Annotated region listings
+ + + +

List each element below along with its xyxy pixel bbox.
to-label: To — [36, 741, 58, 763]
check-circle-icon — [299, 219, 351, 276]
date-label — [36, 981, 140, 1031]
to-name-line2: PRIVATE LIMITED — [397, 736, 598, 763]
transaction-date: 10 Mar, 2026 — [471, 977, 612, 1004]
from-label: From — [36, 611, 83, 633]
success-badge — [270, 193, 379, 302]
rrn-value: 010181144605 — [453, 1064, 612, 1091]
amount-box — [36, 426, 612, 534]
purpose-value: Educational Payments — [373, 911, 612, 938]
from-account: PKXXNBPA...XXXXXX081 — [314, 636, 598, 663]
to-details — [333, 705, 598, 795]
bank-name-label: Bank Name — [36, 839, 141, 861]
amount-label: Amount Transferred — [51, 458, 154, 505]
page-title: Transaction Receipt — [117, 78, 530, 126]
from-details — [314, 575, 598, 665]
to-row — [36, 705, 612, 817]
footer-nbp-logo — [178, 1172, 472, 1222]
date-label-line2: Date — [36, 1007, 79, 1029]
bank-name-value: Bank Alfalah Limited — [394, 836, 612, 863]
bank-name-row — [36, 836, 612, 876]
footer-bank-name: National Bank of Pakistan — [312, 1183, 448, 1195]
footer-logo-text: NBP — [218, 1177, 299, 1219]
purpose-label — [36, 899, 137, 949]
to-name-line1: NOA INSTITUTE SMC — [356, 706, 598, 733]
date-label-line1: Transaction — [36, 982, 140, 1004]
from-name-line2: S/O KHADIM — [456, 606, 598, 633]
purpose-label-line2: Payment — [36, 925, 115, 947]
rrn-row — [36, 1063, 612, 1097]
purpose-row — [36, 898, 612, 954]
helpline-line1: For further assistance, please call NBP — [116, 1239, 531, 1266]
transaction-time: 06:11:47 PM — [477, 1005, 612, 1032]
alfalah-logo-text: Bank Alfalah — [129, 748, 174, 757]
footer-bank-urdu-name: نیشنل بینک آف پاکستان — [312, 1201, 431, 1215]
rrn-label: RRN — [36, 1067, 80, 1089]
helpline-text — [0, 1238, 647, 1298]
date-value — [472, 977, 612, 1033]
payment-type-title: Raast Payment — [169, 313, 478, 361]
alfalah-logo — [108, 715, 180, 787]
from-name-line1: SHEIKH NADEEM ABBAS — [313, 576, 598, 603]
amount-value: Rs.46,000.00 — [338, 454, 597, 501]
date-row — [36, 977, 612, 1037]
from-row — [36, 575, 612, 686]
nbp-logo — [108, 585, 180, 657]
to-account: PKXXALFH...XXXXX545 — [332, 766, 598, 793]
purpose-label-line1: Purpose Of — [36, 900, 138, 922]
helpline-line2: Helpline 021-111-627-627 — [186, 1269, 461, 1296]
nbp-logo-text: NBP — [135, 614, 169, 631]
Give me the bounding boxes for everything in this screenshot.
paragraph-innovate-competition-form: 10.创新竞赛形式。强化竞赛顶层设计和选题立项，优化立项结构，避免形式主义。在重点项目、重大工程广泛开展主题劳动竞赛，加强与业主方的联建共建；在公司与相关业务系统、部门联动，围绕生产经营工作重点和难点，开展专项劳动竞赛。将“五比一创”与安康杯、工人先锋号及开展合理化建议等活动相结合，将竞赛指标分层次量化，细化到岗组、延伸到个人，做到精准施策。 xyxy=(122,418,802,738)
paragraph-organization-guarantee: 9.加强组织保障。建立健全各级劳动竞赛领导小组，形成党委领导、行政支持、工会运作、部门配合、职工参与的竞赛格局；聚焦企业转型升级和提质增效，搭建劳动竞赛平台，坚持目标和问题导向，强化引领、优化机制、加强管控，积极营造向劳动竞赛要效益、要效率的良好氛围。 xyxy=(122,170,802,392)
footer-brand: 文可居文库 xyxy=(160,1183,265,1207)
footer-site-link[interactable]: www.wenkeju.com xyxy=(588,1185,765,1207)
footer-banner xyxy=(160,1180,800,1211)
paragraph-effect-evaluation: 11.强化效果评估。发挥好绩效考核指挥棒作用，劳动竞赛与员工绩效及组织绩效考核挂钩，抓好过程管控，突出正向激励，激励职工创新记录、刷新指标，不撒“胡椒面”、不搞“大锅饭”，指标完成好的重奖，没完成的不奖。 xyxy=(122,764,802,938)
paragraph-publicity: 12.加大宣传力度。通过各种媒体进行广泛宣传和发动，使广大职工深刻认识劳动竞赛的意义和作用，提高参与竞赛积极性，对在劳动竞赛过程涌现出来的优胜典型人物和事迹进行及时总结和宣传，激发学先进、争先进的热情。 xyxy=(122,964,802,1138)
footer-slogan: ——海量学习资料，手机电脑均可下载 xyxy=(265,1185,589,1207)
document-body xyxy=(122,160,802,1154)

+ + + +

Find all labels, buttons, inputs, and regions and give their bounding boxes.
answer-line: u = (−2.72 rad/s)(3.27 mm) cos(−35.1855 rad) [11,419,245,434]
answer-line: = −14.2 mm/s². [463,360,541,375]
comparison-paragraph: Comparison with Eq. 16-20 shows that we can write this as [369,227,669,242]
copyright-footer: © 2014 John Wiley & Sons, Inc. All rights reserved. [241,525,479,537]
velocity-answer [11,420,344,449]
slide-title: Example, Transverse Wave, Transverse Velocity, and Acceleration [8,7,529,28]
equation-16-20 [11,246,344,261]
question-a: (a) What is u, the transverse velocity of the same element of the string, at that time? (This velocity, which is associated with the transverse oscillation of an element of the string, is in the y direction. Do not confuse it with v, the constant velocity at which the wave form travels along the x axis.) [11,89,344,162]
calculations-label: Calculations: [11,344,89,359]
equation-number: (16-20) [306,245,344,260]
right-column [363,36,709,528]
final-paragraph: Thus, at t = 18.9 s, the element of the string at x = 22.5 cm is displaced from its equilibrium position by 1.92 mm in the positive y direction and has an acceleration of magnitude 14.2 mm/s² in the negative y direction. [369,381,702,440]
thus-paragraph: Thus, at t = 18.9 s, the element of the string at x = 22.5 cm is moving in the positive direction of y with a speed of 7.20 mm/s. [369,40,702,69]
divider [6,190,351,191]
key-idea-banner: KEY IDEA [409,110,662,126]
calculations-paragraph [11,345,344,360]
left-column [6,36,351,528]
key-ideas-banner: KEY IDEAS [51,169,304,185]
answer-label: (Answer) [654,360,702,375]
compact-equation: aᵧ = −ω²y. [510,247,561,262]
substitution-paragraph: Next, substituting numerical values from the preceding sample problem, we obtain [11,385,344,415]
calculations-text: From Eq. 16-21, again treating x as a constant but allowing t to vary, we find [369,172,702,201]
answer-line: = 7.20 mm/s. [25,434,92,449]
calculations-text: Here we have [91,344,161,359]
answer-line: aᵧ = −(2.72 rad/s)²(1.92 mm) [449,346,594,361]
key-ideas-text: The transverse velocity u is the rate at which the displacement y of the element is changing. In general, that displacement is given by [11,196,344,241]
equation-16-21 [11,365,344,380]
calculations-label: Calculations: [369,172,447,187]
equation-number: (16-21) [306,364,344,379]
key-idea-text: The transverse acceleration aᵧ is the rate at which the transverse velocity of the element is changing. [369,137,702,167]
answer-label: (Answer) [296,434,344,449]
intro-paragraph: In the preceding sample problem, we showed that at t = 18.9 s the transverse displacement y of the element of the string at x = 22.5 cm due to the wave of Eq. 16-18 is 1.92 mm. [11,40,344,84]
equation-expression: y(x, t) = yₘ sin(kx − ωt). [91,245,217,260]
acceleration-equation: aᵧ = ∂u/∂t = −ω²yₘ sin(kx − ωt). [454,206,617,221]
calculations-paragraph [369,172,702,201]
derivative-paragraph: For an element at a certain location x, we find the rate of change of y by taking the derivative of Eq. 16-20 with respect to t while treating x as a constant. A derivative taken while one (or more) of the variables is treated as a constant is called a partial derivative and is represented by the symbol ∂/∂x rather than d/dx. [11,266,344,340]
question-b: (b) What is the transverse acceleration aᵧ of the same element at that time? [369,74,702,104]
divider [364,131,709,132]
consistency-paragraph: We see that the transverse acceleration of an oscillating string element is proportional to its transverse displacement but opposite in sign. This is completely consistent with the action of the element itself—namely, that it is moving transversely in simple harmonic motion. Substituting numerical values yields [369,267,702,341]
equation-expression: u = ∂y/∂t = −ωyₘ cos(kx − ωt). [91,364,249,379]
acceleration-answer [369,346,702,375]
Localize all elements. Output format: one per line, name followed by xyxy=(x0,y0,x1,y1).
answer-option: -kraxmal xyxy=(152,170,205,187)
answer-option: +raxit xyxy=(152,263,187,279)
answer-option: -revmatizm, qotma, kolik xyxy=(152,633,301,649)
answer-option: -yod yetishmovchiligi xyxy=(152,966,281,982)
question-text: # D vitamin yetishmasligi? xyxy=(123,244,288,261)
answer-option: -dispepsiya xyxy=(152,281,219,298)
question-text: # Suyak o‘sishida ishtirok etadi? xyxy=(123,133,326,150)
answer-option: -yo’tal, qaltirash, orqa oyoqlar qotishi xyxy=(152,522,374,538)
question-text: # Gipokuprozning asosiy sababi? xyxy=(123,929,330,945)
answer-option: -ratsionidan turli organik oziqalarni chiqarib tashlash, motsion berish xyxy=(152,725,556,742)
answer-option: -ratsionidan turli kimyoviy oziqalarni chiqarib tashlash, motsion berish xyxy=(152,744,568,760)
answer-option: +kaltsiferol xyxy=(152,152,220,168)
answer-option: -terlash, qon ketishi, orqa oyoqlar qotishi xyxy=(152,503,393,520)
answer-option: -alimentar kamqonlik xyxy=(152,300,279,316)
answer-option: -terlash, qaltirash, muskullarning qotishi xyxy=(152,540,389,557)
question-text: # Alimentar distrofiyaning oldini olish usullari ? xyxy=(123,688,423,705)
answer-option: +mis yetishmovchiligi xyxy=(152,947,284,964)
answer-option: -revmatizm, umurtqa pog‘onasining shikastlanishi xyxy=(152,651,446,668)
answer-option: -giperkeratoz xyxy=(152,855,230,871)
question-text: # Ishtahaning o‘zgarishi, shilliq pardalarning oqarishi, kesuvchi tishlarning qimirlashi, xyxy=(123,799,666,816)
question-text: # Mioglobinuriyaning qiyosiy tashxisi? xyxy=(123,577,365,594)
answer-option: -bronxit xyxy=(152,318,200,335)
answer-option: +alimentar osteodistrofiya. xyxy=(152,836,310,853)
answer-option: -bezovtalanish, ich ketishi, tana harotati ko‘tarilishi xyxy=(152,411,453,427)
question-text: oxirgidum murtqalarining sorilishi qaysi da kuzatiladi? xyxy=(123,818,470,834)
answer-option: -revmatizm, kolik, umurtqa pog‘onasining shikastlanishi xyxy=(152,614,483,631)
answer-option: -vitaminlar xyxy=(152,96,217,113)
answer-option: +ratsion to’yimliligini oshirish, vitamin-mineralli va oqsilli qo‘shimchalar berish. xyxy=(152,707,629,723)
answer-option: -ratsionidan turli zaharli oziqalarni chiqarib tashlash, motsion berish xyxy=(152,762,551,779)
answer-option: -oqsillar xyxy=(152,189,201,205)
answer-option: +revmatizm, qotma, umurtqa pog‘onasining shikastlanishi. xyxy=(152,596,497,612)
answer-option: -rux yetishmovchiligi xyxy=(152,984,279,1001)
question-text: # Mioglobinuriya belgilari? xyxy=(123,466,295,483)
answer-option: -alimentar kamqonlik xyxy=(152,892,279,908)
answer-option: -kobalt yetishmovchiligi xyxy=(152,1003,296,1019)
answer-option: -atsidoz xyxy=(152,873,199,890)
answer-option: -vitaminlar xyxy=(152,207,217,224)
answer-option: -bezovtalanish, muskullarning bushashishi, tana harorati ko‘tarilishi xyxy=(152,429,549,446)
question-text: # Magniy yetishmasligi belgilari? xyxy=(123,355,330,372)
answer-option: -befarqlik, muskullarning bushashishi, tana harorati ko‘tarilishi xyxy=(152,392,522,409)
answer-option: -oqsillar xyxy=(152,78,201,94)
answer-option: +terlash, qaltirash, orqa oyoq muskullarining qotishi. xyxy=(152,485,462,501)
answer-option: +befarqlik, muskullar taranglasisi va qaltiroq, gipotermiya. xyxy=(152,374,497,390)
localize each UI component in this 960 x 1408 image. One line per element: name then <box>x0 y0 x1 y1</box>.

+ + + +

**DIRECTIONS**
Reproduce, word for word, the material from the line containing "List each element" through the line containing "alfalah-logo-text: Bank Alfalah", including both of those lines.

**EXERCISE RESULT**
List each element below along with its xyxy pixel bbox.
to-label: To — [36, 741, 58, 763]
check-circle-icon — [299, 219, 351, 276]
date-label — [36, 981, 140, 1031]
to-name-line2: PRIVATE LIMITED — [397, 736, 598, 763]
transaction-date: 10 Mar, 2026 — [471, 977, 612, 1004]
from-label: From — [36, 611, 83, 633]
success-badge — [270, 193, 379, 302]
rrn-value: 010181144605 — [453, 1064, 612, 1091]
amount-box — [36, 426, 612, 534]
purpose-value: Educational Payments — [373, 911, 612, 938]
from-account: PKXXNBPA...XXXXXX081 — [314, 636, 598, 663]
to-details — [333, 705, 598, 795]
bank-name-label: Bank Name — [36, 839, 141, 861]
amount-label: Amount Transferred — [51, 458, 154, 505]
page-title: Transaction Receipt — [117, 78, 530, 126]
from-details — [314, 575, 598, 665]
to-row — [36, 705, 612, 817]
footer-nbp-logo — [178, 1172, 472, 1222]
date-label-line2: Date — [36, 1007, 79, 1029]
bank-name-value: Bank Alfalah Limited — [394, 836, 612, 863]
bank-name-row — [36, 836, 612, 876]
footer-bank-name: National Bank of Pakistan — [312, 1183, 448, 1195]
footer-logo-text: NBP — [218, 1177, 299, 1219]
purpose-label — [36, 899, 137, 949]
to-name-line1: NOA INSTITUTE SMC — [356, 706, 598, 733]
date-label-line1: Transaction — [36, 982, 140, 1004]
from-name-line2: S/O KHADIM — [456, 606, 598, 633]
purpose-label-line2: Payment — [36, 925, 115, 947]
rrn-row — [36, 1063, 612, 1097]
purpose-row — [36, 898, 612, 954]
helpline-line1: For further assistance, please call NBP — [116, 1239, 531, 1266]
transaction-time: 06:11:47 PM — [477, 1005, 612, 1032]
alfalah-logo-text: Bank Alfalah — [129, 748, 174, 757]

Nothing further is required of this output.